• _Exercise description_:
Using the records that follow, copy every line containing the word "Money".

• _Input data_:

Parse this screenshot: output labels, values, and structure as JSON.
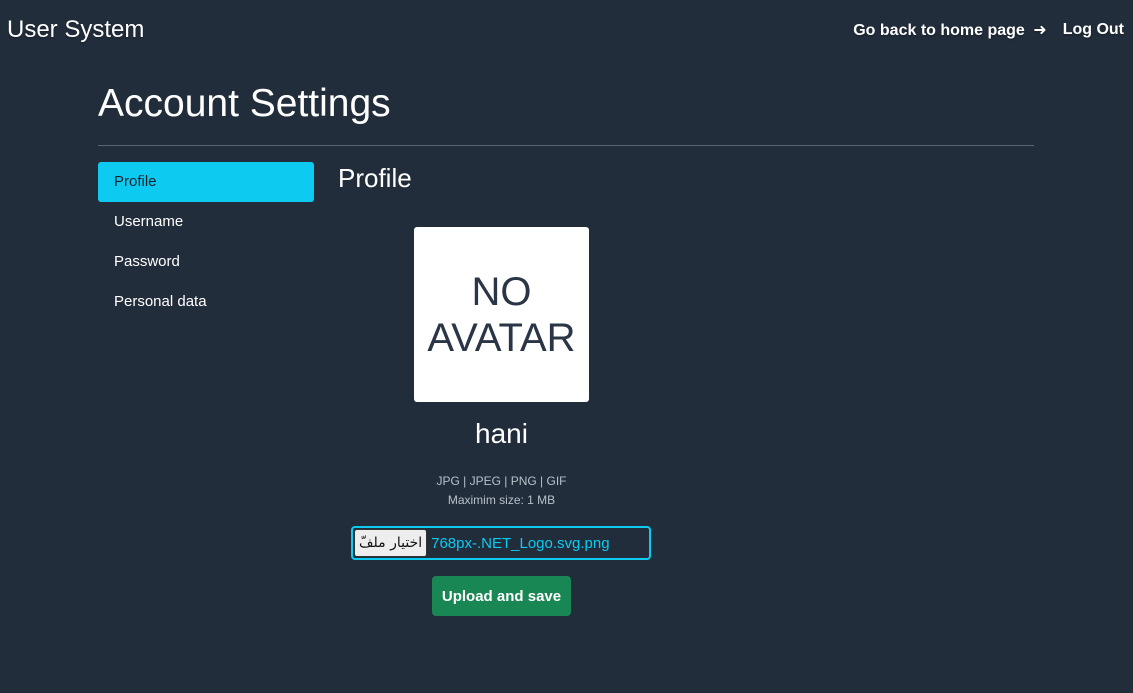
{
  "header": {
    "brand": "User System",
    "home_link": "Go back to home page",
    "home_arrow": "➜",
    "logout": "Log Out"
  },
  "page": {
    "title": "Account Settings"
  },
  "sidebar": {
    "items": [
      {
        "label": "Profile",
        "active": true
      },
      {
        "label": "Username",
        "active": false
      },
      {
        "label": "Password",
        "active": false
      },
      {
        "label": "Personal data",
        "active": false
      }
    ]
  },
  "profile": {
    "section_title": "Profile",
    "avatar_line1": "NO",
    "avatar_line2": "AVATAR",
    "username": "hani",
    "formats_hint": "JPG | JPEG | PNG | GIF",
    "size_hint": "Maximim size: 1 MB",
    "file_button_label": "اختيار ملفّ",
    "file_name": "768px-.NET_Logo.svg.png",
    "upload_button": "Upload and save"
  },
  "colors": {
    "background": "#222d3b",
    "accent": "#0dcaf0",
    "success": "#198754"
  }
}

==

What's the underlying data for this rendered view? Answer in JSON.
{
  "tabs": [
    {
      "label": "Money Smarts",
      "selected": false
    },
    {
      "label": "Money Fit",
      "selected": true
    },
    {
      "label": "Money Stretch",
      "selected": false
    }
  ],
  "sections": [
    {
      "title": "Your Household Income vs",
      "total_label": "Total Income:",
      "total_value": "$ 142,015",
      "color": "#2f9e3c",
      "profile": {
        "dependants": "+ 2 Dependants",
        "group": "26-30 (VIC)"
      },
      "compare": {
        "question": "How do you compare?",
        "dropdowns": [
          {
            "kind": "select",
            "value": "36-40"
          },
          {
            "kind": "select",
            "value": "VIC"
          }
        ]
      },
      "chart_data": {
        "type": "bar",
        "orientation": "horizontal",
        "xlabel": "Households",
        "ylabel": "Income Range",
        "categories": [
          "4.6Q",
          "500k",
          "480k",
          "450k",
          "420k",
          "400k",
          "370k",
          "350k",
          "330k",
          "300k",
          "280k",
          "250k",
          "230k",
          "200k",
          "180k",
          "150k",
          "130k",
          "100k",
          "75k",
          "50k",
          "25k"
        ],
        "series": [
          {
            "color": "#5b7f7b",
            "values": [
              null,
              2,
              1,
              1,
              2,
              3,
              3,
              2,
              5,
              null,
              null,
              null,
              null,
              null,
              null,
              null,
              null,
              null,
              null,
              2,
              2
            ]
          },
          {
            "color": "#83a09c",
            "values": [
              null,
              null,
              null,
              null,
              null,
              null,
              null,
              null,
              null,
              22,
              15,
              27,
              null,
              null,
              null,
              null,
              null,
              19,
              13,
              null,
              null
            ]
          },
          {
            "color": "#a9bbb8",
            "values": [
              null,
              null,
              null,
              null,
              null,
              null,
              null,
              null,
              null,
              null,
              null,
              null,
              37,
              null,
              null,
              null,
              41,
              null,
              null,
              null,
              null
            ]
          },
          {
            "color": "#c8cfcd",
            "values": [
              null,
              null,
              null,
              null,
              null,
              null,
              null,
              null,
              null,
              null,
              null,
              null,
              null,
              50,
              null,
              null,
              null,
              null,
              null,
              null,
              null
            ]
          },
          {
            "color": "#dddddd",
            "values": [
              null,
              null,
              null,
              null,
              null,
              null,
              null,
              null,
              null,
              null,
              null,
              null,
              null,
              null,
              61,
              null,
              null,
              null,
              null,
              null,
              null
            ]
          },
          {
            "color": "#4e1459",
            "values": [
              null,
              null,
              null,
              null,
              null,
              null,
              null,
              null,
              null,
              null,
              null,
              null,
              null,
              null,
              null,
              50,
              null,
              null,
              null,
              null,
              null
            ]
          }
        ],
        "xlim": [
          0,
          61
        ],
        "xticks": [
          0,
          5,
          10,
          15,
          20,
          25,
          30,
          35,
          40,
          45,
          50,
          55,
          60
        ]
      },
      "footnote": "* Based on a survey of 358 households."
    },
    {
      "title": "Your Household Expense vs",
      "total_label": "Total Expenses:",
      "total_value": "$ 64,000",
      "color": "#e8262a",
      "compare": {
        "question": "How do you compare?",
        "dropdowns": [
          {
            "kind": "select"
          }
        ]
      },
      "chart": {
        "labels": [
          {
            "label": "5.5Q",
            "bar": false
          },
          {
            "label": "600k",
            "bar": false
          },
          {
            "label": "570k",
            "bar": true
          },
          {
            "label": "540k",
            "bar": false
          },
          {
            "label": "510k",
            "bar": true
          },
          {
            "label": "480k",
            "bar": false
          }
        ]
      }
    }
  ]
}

• _Completed task_:
      "label": "Money Smarts",
      "label": "Money Fit",
      "label": "Money Stretch",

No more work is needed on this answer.